[Some records]
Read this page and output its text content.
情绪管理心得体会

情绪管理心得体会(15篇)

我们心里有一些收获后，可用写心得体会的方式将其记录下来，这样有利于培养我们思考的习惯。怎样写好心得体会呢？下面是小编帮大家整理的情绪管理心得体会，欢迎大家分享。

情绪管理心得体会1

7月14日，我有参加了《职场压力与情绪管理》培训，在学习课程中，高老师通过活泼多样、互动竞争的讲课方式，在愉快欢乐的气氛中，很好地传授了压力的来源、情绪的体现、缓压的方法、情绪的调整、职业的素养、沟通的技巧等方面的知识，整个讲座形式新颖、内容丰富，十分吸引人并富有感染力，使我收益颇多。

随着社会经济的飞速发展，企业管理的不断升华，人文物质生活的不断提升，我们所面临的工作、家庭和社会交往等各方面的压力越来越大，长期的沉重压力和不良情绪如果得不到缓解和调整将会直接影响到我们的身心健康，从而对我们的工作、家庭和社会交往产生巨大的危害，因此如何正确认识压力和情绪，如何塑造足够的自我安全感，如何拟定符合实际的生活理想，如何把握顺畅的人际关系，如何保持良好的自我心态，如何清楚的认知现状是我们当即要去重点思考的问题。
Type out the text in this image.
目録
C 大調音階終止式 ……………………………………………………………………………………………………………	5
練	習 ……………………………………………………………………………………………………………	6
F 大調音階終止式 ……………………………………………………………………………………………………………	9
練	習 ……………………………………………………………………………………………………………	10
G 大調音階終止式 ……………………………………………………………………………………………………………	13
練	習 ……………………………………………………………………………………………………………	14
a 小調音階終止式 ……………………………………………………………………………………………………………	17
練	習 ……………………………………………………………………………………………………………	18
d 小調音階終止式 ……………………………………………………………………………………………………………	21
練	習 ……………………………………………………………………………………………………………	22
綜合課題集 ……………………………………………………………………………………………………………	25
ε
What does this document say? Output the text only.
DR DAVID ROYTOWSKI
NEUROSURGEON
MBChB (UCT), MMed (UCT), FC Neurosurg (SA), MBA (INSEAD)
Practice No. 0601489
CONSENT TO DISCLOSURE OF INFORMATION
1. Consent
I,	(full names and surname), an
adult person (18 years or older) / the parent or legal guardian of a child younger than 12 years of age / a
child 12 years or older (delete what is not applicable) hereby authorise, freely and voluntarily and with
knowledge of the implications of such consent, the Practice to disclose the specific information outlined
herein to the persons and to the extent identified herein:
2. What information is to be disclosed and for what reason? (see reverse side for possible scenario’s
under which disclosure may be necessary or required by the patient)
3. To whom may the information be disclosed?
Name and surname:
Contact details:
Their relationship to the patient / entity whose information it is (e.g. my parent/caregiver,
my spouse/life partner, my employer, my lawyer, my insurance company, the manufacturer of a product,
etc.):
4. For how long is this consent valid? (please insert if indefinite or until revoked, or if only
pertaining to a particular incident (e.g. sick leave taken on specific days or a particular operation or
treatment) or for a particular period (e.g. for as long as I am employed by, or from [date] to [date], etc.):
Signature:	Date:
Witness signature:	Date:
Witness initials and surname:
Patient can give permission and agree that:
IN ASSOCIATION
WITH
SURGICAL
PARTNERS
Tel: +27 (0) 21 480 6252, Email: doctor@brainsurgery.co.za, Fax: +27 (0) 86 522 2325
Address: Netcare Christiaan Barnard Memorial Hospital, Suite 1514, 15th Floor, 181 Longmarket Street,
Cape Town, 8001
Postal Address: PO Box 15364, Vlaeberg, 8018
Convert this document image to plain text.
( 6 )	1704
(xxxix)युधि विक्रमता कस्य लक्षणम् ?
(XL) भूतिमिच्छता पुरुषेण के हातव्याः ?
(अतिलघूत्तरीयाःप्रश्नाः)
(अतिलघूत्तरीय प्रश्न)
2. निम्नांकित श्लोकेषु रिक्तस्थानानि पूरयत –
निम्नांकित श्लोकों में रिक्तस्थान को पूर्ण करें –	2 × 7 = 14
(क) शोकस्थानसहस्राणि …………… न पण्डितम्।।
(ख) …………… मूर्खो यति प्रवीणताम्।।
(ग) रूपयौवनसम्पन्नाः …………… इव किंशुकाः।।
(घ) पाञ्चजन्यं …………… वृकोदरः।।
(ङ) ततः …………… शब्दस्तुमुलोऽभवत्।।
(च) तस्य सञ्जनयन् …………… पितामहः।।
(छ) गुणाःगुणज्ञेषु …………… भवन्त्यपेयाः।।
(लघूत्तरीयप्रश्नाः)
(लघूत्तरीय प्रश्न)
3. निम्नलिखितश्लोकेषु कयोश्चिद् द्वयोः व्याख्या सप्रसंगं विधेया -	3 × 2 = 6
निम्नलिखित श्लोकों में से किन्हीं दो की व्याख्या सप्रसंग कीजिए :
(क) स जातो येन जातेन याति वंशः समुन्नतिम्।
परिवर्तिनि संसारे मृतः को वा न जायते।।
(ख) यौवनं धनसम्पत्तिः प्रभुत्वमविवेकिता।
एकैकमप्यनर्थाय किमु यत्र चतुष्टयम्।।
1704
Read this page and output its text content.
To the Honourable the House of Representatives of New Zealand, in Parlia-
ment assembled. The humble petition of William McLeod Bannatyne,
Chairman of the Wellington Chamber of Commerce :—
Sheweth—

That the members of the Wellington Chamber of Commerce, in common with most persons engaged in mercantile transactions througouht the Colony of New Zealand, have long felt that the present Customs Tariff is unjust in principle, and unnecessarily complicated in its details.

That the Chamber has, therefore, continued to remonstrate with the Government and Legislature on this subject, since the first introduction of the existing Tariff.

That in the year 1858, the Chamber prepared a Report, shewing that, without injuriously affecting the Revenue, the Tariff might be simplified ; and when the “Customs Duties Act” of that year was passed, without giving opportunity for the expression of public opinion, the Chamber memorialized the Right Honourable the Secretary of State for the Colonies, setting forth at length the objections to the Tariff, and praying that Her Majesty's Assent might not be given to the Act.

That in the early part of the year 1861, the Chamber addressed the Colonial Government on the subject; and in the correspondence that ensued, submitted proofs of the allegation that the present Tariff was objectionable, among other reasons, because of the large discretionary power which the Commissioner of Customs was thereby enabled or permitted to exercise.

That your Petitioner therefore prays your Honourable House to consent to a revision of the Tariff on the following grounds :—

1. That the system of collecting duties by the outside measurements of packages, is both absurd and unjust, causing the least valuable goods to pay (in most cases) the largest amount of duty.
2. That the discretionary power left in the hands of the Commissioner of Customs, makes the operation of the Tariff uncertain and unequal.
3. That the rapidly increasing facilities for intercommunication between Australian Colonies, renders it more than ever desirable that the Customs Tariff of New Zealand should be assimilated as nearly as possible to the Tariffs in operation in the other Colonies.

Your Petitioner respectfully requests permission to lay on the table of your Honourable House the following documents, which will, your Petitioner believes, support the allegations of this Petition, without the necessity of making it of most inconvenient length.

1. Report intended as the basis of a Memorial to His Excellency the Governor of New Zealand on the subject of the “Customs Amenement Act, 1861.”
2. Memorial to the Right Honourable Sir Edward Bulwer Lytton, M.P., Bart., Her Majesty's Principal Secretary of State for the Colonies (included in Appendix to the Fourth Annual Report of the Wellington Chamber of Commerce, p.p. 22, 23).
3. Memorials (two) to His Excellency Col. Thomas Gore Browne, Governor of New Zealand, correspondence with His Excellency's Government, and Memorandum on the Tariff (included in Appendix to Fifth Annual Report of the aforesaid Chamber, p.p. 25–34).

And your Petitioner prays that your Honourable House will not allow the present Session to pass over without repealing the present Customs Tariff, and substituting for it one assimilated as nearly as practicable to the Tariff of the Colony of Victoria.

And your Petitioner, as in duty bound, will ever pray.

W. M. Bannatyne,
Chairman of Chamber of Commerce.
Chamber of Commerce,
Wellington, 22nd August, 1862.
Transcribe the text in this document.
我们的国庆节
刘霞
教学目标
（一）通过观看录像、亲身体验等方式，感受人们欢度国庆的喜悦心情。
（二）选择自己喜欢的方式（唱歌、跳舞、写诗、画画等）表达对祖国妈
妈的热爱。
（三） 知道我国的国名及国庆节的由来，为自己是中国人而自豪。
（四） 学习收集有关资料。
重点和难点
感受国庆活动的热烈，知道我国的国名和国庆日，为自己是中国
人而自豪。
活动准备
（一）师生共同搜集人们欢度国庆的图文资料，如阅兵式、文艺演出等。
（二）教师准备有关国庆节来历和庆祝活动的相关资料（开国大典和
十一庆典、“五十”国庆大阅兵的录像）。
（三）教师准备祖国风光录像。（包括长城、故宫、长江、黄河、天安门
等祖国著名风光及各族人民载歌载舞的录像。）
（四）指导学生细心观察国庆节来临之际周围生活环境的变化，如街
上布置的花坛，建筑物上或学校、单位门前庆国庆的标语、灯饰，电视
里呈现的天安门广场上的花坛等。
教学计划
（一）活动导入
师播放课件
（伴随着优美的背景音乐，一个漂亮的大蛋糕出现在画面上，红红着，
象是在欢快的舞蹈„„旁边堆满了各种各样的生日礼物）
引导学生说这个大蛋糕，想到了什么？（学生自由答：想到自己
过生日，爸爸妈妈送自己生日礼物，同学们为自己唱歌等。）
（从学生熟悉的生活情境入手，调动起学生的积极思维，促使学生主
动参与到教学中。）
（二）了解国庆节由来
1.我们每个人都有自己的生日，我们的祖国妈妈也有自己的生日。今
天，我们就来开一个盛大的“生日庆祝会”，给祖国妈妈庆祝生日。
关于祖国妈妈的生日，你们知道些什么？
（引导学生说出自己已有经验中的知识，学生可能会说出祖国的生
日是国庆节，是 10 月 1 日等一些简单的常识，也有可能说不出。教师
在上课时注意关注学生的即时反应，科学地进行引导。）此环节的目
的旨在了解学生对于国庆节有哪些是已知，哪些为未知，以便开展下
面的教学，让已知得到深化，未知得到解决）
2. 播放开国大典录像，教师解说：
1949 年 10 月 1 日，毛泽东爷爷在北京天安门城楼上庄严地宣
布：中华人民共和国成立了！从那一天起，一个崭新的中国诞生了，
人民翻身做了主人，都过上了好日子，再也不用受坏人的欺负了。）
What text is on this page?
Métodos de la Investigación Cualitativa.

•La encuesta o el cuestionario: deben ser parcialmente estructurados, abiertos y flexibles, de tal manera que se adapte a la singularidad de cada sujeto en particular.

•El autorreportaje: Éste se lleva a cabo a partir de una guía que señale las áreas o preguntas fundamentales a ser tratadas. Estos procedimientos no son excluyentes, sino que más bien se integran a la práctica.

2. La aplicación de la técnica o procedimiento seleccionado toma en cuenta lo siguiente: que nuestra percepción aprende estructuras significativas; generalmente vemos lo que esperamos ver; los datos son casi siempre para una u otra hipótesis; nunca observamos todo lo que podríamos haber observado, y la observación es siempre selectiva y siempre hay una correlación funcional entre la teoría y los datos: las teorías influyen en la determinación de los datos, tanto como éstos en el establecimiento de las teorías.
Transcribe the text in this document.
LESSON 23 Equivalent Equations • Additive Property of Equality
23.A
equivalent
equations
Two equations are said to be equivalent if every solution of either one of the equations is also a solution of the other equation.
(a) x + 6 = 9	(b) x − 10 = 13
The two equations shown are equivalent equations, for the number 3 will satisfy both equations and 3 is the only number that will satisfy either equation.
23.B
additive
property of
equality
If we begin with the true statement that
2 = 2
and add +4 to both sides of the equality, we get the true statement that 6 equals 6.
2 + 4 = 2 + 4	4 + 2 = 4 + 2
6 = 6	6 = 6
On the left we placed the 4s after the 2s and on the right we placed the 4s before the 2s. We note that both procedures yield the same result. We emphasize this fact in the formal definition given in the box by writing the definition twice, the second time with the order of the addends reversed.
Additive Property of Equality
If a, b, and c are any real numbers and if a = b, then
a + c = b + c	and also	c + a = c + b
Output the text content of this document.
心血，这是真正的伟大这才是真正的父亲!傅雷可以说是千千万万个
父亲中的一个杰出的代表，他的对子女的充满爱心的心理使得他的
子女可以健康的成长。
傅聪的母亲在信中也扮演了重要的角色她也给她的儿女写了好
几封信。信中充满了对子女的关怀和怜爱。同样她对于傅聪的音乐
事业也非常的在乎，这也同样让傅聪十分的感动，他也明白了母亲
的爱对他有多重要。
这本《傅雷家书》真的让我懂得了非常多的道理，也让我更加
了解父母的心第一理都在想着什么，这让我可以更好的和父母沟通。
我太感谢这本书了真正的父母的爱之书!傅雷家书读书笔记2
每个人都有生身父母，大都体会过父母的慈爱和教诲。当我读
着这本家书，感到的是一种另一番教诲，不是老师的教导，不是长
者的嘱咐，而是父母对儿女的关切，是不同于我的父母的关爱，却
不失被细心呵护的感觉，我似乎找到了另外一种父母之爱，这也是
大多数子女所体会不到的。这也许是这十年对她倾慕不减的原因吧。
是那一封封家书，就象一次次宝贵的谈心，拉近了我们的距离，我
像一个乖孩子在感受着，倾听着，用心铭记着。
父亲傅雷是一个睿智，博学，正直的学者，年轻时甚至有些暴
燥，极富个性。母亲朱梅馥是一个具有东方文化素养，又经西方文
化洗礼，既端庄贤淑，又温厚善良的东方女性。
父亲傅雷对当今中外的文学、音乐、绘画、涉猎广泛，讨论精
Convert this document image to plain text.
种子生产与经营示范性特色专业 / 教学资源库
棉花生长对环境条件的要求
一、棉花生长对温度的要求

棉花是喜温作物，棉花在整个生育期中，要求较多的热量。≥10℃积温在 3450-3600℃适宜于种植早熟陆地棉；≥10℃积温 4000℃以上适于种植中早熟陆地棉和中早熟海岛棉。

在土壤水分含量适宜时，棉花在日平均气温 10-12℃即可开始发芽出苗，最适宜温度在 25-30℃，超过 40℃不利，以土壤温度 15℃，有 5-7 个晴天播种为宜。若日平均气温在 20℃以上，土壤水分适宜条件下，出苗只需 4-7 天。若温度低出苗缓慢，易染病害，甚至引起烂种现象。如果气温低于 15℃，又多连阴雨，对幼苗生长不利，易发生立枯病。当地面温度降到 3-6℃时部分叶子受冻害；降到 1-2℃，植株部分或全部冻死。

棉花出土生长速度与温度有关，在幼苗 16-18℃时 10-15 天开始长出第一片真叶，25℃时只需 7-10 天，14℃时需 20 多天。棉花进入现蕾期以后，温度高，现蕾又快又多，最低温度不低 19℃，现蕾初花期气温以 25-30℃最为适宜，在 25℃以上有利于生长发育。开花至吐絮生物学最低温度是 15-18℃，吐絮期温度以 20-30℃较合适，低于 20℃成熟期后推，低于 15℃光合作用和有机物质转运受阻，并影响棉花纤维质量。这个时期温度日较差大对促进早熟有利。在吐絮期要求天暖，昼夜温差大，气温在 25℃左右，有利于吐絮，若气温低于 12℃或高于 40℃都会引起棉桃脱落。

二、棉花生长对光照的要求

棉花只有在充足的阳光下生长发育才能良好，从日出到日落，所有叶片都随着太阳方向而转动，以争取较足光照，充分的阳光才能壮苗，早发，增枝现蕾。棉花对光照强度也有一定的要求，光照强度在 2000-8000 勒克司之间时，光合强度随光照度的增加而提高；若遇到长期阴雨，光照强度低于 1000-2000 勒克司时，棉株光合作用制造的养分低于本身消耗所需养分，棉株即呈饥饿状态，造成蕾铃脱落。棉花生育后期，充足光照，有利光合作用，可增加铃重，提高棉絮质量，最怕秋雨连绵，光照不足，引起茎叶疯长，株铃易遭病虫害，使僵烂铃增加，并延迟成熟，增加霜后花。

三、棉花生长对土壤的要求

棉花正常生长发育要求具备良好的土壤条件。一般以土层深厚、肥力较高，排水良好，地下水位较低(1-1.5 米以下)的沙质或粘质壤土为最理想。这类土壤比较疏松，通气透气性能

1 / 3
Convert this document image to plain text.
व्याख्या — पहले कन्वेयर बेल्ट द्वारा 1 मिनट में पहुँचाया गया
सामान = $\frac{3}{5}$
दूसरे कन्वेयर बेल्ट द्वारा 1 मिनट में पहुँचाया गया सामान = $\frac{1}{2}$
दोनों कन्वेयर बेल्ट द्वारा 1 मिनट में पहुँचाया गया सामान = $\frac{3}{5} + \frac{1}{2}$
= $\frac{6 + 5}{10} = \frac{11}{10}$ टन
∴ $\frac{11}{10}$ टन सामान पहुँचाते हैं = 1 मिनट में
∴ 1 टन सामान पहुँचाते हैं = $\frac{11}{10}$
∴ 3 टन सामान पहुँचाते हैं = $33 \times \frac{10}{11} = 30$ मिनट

## DIRECTION
In the records above, locate every line with the string "following" and copy it.

## TASK RESULT
That your Petitioner therefore prays your Honourable House to consent to a revision of the Tariff on the following grounds :—
Your Petitioner respectfully requests permission to lay on the table of your Honourable House the following documents, which will, your Petitioner believes, support the allegations of this Petition, without the necessity of making it of most inconvenient length.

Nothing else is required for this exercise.